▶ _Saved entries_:
start

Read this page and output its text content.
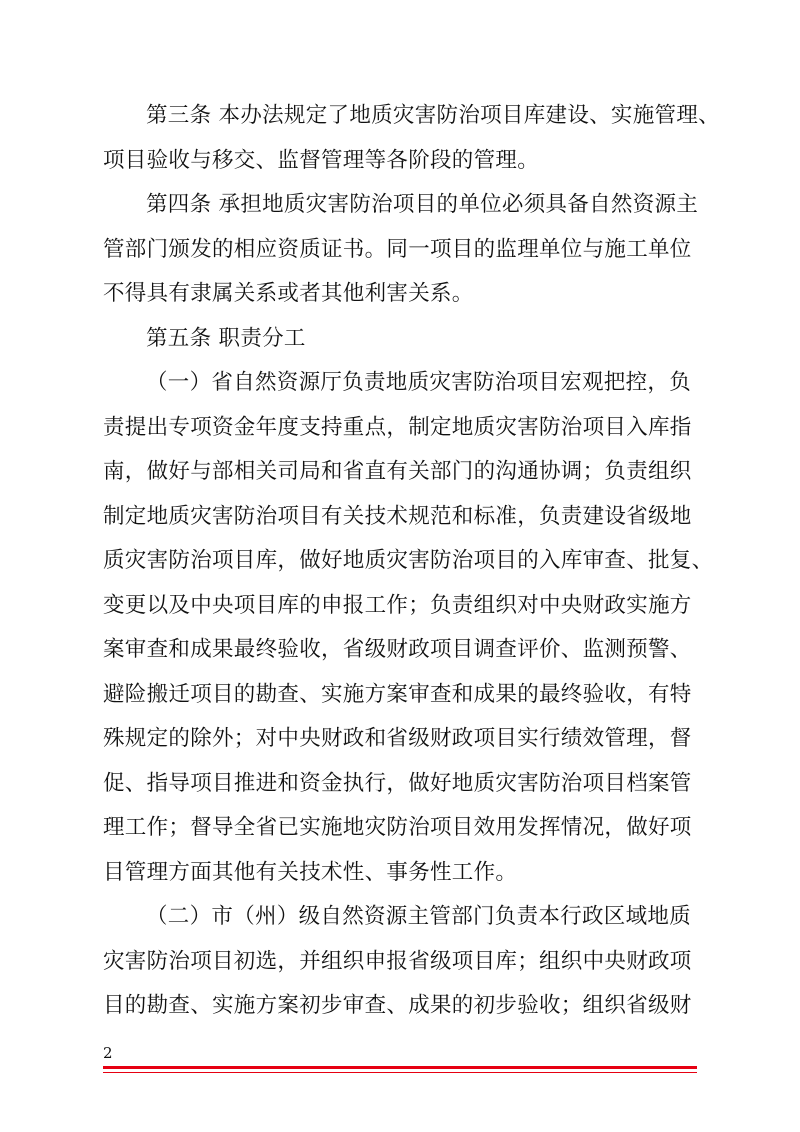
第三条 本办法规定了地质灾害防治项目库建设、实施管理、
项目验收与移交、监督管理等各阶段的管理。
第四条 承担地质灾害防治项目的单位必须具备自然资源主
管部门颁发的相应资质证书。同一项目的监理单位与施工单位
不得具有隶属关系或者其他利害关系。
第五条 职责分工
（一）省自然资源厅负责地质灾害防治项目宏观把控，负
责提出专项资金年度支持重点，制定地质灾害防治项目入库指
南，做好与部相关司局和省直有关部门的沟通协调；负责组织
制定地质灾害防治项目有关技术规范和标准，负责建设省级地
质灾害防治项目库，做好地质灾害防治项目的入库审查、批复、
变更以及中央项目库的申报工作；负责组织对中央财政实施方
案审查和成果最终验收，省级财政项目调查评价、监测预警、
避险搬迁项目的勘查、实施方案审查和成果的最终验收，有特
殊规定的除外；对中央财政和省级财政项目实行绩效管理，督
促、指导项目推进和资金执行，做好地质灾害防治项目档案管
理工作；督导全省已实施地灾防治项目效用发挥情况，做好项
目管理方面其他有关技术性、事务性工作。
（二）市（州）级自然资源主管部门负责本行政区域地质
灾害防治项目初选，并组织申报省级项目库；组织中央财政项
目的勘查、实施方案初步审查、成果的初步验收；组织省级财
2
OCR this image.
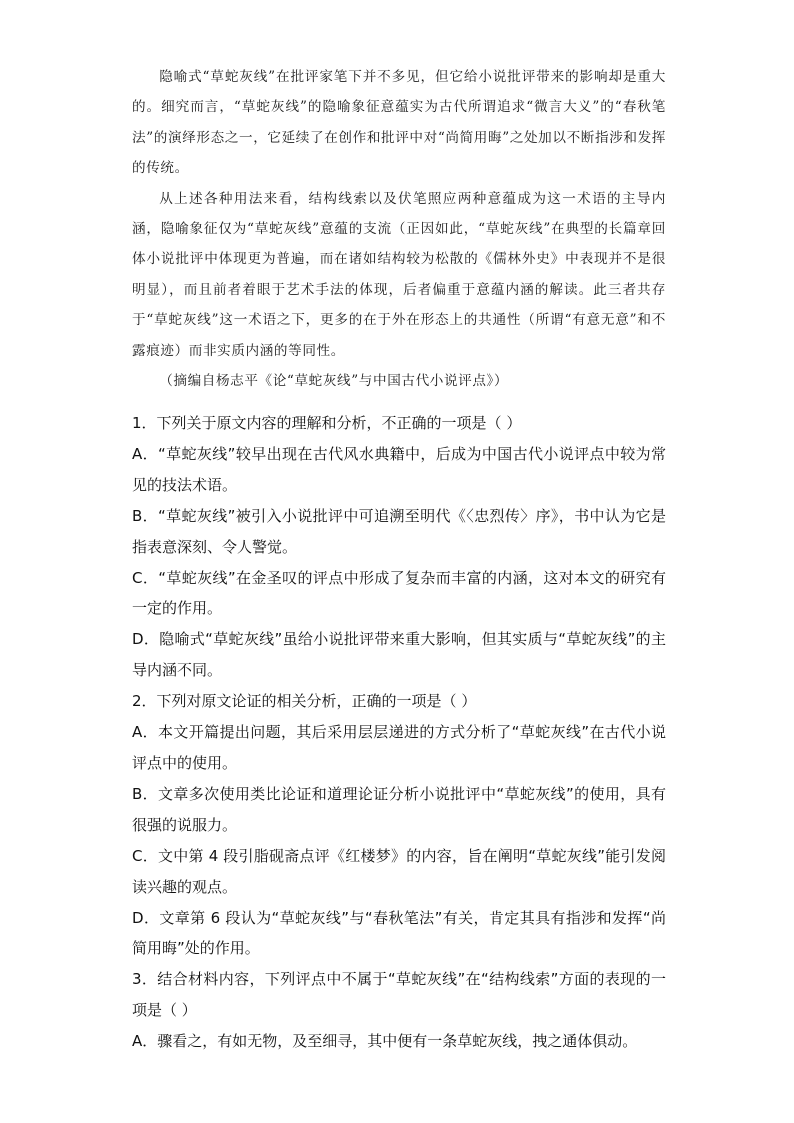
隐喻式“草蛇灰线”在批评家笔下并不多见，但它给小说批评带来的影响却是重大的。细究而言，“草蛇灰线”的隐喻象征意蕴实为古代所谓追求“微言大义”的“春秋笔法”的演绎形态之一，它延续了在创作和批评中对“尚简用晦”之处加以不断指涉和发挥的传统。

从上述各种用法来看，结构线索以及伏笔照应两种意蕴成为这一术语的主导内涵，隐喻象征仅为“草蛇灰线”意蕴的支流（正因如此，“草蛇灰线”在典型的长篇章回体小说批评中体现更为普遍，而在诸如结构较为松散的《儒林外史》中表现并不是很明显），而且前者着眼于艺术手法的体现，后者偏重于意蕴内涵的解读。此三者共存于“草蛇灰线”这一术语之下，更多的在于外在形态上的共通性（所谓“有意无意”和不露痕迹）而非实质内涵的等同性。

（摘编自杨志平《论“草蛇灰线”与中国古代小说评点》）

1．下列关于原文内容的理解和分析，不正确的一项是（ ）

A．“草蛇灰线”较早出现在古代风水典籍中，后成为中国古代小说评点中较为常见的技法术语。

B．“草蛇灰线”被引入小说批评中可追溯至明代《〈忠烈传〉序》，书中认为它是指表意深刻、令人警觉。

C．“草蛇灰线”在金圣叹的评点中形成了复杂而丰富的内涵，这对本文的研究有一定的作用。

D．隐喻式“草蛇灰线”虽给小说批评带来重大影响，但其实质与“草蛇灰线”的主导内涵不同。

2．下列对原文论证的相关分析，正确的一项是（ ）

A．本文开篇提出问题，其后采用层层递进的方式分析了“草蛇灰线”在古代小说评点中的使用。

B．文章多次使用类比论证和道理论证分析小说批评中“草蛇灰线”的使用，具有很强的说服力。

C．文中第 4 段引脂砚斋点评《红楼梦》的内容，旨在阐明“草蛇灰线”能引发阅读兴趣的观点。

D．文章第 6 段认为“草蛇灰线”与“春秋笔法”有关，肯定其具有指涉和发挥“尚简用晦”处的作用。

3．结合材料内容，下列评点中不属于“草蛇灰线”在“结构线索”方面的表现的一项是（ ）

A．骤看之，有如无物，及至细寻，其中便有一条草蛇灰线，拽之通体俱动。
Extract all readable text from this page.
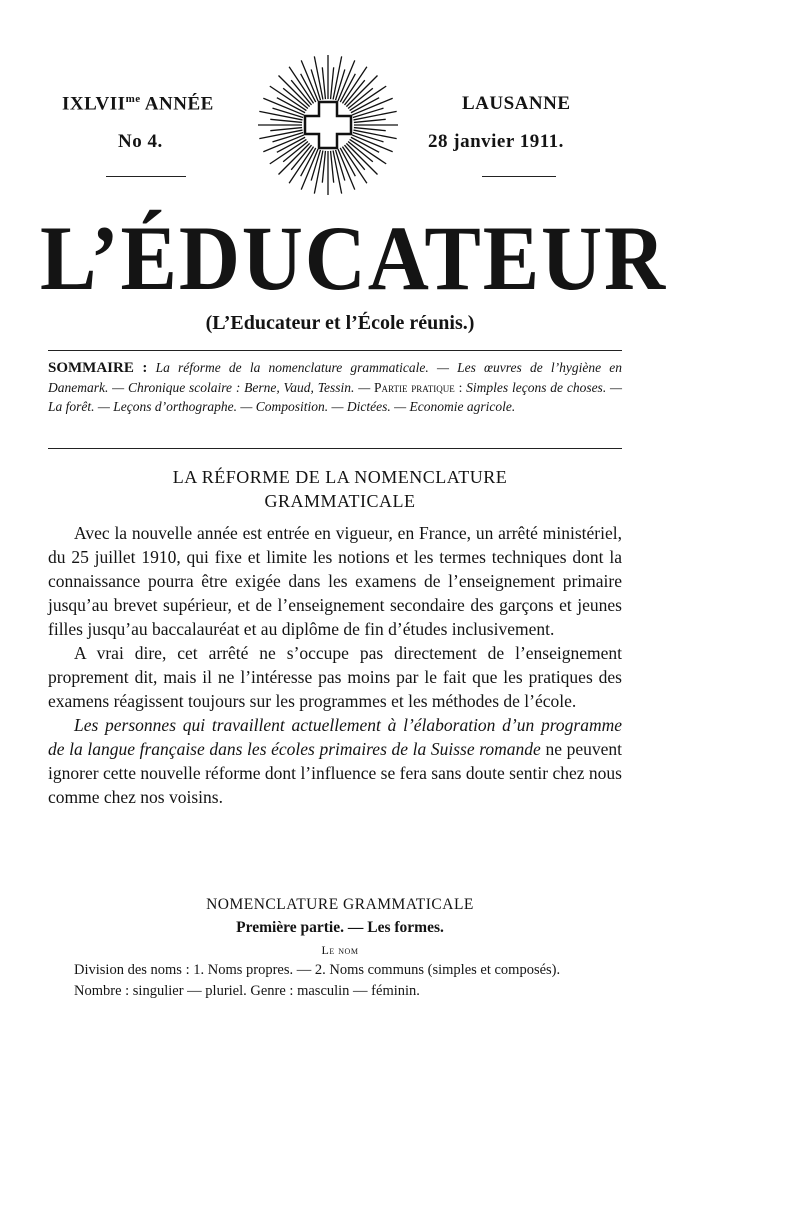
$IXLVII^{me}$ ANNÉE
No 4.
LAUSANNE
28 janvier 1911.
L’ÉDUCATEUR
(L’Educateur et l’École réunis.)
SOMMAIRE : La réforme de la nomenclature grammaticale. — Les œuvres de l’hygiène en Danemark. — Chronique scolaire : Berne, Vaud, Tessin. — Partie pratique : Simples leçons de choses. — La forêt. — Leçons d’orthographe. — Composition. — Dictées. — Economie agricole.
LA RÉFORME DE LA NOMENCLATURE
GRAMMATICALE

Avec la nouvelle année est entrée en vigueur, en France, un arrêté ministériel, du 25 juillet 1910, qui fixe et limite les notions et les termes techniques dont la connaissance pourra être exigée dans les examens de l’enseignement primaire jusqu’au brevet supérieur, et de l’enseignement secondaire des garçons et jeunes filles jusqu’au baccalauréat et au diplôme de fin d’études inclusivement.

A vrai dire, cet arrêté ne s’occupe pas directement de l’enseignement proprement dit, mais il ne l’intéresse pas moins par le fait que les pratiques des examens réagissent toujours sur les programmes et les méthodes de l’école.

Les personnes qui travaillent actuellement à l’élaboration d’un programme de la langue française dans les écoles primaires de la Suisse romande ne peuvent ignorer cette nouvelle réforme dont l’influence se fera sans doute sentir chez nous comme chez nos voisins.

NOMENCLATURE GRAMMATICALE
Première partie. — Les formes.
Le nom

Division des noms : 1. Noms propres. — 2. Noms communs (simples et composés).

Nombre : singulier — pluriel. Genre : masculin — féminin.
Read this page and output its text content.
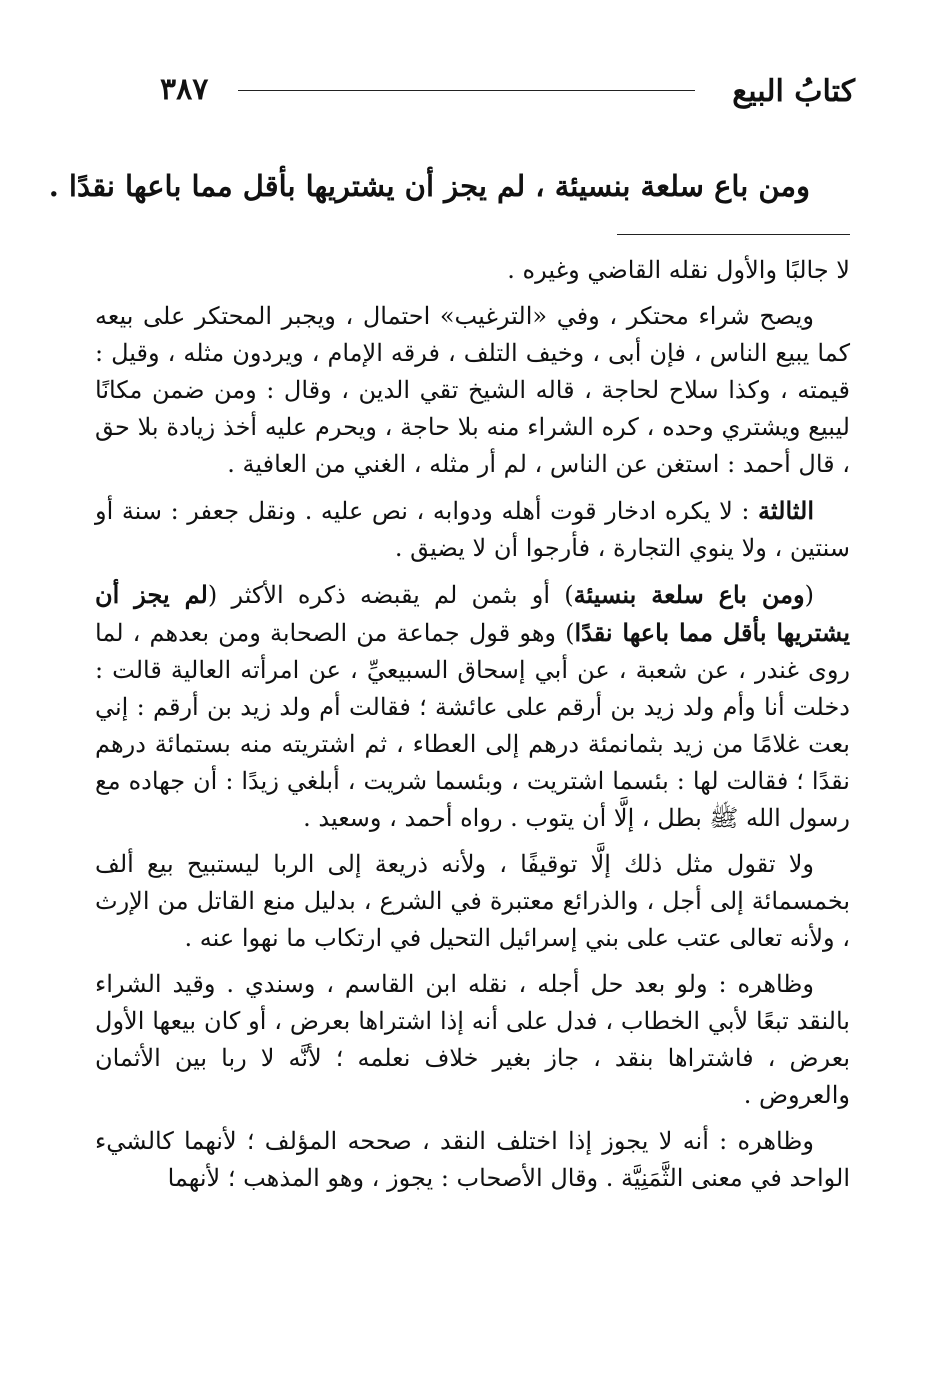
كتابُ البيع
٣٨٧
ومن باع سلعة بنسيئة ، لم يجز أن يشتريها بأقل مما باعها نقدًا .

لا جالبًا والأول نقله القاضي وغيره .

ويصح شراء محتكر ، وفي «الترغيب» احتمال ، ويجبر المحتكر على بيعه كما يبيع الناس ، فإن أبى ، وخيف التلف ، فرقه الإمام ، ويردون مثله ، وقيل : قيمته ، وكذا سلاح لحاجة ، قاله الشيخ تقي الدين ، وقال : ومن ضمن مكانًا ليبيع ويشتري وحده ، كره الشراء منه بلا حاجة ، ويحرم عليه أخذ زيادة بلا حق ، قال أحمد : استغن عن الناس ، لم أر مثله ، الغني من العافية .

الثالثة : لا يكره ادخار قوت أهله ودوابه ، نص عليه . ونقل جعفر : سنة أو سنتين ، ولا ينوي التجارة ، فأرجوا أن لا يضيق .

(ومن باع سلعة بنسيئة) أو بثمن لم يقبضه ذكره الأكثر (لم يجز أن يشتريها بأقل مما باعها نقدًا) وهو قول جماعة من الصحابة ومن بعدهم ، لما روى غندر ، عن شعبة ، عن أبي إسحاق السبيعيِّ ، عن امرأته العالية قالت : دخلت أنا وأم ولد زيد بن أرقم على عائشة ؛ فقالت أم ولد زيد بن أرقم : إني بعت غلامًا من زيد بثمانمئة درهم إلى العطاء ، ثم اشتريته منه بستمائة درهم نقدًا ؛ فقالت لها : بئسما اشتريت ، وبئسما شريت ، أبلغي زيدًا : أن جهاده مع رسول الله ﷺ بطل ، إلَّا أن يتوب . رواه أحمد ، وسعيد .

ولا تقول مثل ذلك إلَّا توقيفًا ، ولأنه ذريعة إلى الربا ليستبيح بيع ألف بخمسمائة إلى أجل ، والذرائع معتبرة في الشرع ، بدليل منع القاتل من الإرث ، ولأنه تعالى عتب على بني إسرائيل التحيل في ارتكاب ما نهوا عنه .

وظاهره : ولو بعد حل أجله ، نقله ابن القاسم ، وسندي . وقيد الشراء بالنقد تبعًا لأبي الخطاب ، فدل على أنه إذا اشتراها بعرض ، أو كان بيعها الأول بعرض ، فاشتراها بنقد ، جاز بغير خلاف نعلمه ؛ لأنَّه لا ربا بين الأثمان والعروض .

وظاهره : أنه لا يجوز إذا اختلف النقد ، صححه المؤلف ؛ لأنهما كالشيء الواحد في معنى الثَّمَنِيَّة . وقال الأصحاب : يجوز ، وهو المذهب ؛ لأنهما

end

▶ _EXERCISE OBJECTIVE_:
Your task is to repeat the material above exactly, without its pictures.

▶ _THE COMPLETED TASK_:
Read this page and output its text content.
第三条 本办法规定了地质灾害防治项目库建设、实施管理、
项目验收与移交、监督管理等各阶段的管理。
第四条 承担地质灾害防治项目的单位必须具备自然资源主
管部门颁发的相应资质证书。同一项目的监理单位与施工单位
不得具有隶属关系或者其他利害关系。
第五条 职责分工
（一）省自然资源厅负责地质灾害防治项目宏观把控，负
责提出专项资金年度支持重点，制定地质灾害防治项目入库指
南，做好与部相关司局和省直有关部门的沟通协调；负责组织
制定地质灾害防治项目有关技术规范和标准，负责建设省级地
质灾害防治项目库，做好地质灾害防治项目的入库审查、批复、
变更以及中央项目库的申报工作；负责组织对中央财政实施方
案审查和成果最终验收，省级财政项目调查评价、监测预警、
避险搬迁项目的勘查、实施方案审查和成果的最终验收，有特
殊规定的除外；对中央财政和省级财政项目实行绩效管理，督
促、指导项目推进和资金执行，做好地质灾害防治项目档案管
理工作；督导全省已实施地灾防治项目效用发挥情况，做好项
目管理方面其他有关技术性、事务性工作。
（二）市（州）级自然资源主管部门负责本行政区域地质
灾害防治项目初选，并组织申报省级项目库；组织中央财政项
目的勘查、实施方案初步审查、成果的初步验收；组织省级财
2
OCR this image.
隐喻式“草蛇灰线”在批评家笔下并不多见，但它给小说批评带来的影响却是重大的。细究而言，“草蛇灰线”的隐喻象征意蕴实为古代所谓追求“微言大义”的“春秋笔法”的演绎形态之一，它延续了在创作和批评中对“尚简用晦”之处加以不断指涉和发挥的传统。

从上述各种用法来看，结构线索以及伏笔照应两种意蕴成为这一术语的主导内涵，隐喻象征仅为“草蛇灰线”意蕴的支流（正因如此，“草蛇灰线”在典型的长篇章回体小说批评中体现更为普遍，而在诸如结构较为松散的《儒林外史》中表现并不是很明显），而且前者着眼于艺术手法的体现，后者偏重于意蕴内涵的解读。此三者共存于“草蛇灰线”这一术语之下，更多的在于外在形态上的共通性（所谓“有意无意”和不露痕迹）而非实质内涵的等同性。

（摘编自杨志平《论“草蛇灰线”与中国古代小说评点》）

1．下列关于原文内容的理解和分析，不正确的一项是（ ）

A．“草蛇灰线”较早出现在古代风水典籍中，后成为中国古代小说评点中较为常见的技法术语。

B．“草蛇灰线”被引入小说批评中可追溯至明代《〈忠烈传〉序》，书中认为它是指表意深刻、令人警觉。

C．“草蛇灰线”在金圣叹的评点中形成了复杂而丰富的内涵，这对本文的研究有一定的作用。

D．隐喻式“草蛇灰线”虽给小说批评带来重大影响，但其实质与“草蛇灰线”的主导内涵不同。

2．下列对原文论证的相关分析，正确的一项是（ ）

A．本文开篇提出问题，其后采用层层递进的方式分析了“草蛇灰线”在古代小说评点中的使用。

B．文章多次使用类比论证和道理论证分析小说批评中“草蛇灰线”的使用，具有很强的说服力。

C．文中第 4 段引脂砚斋点评《红楼梦》的内容，旨在阐明“草蛇灰线”能引发阅读兴趣的观点。

D．文章第 6 段认为“草蛇灰线”与“春秋笔法”有关，肯定其具有指涉和发挥“尚简用晦”处的作用。

3．结合材料内容，下列评点中不属于“草蛇灰线”在“结构线索”方面的表现的一项是（ ）

A．骤看之，有如无物，及至细寻，其中便有一条草蛇灰线，拽之通体俱动。
Extract all readable text from this page.
$IXLVII^{me}$ ANNÉE
No 4.
LAUSANNE
28 janvier 1911.
L’ÉDUCATEUR
(L’Educateur et l’École réunis.)
SOMMAIRE : La réforme de la nomenclature grammaticale. — Les œuvres de l’hygiène en Danemark. — Chronique scolaire : Berne, Vaud, Tessin. — Partie pratique : Simples leçons de choses. — La forêt. — Leçons d’orthographe. — Composition. — Dictées. — Economie agricole.
LA RÉFORME DE LA NOMENCLATURE
GRAMMATICALE

Avec la nouvelle année est entrée en vigueur, en France, un arrêté ministériel, du 25 juillet 1910, qui fixe et limite les notions et les termes techniques dont la connaissance pourra être exigée dans les examens de l’enseignement primaire jusqu’au brevet supérieur, et de l’enseignement secondaire des garçons et jeunes filles jusqu’au baccalauréat et au diplôme de fin d’études inclusivement.

A vrai dire, cet arrêté ne s’occupe pas directement de l’enseignement proprement dit, mais il ne l’intéresse pas moins par le fait que les pratiques des examens réagissent toujours sur les programmes et les méthodes de l’école.

Les personnes qui travaillent actuellement à l’élaboration d’un programme de la langue française dans les écoles primaires de la Suisse romande ne peuvent ignorer cette nouvelle réforme dont l’influence se fera sans doute sentir chez nous comme chez nos voisins.

NOMENCLATURE GRAMMATICALE
Première partie. — Les formes.
Le nom

Division des noms : 1. Noms propres. — 2. Noms communs (simples et composés).

Nombre : singulier — pluriel. Genre : masculin — féminin.
Read this page and output its text content.
كتابُ البيع
٣٨٧
ومن باع سلعة بنسيئة ، لم يجز أن يشتريها بأقل مما باعها نقدًا .

لا جالبًا والأول نقله القاضي وغيره .

ويصح شراء محتكر ، وفي «الترغيب» احتمال ، ويجبر المحتكر على بيعه كما يبيع الناس ، فإن أبى ، وخيف التلف ، فرقه الإمام ، ويردون مثله ، وقيل : قيمته ، وكذا سلاح لحاجة ، قاله الشيخ تقي الدين ، وقال : ومن ضمن مكانًا ليبيع ويشتري وحده ، كره الشراء منه بلا حاجة ، ويحرم عليه أخذ زيادة بلا حق ، قال أحمد : استغن عن الناس ، لم أر مثله ، الغني من العافية .

الثالثة : لا يكره ادخار قوت أهله ودوابه ، نص عليه . ونقل جعفر : سنة أو سنتين ، ولا ينوي التجارة ، فأرجوا أن لا يضيق .

(ومن باع سلعة بنسيئة) أو بثمن لم يقبضه ذكره الأكثر (لم يجز أن يشتريها بأقل مما باعها نقدًا) وهو قول جماعة من الصحابة ومن بعدهم ، لما روى غندر ، عن شعبة ، عن أبي إسحاق السبيعيِّ ، عن امرأته العالية قالت : دخلت أنا وأم ولد زيد بن أرقم على عائشة ؛ فقالت أم ولد زيد بن أرقم : إني بعت غلامًا من زيد بثمانمئة درهم إلى العطاء ، ثم اشتريته منه بستمائة درهم نقدًا ؛ فقالت لها : بئسما اشتريت ، وبئسما شريت ، أبلغي زيدًا : أن جهاده مع رسول الله ﷺ بطل ، إلَّا أن يتوب . رواه أحمد ، وسعيد .

ولا تقول مثل ذلك إلَّا توقيفًا ، ولأنه ذريعة إلى الربا ليستبيح بيع ألف بخمسمائة إلى أجل ، والذرائع معتبرة في الشرع ، بدليل منع القاتل من الإرث ، ولأنه تعالى عتب على بني إسرائيل التحيل في ارتكاب ما نهوا عنه .

وظاهره : ولو بعد حل أجله ، نقله ابن القاسم ، وسندي . وقيد الشراء بالنقد تبعًا لأبي الخطاب ، فدل على أنه إذا اشتراها بعرض ، أو كان بيعها الأول بعرض ، فاشتراها بنقد ، جاز بغير خلاف نعلمه ؛ لأنَّه لا ربا بين الأثمان والعروض .

وظاهره : أنه لا يجوز إذا اختلف النقد ، صححه المؤلف ؛ لأنهما كالشيء الواحد في معنى الثَّمَنِيَّة . وقال الأصحاب : يجوز ، وهو المذهب ؛ لأنهما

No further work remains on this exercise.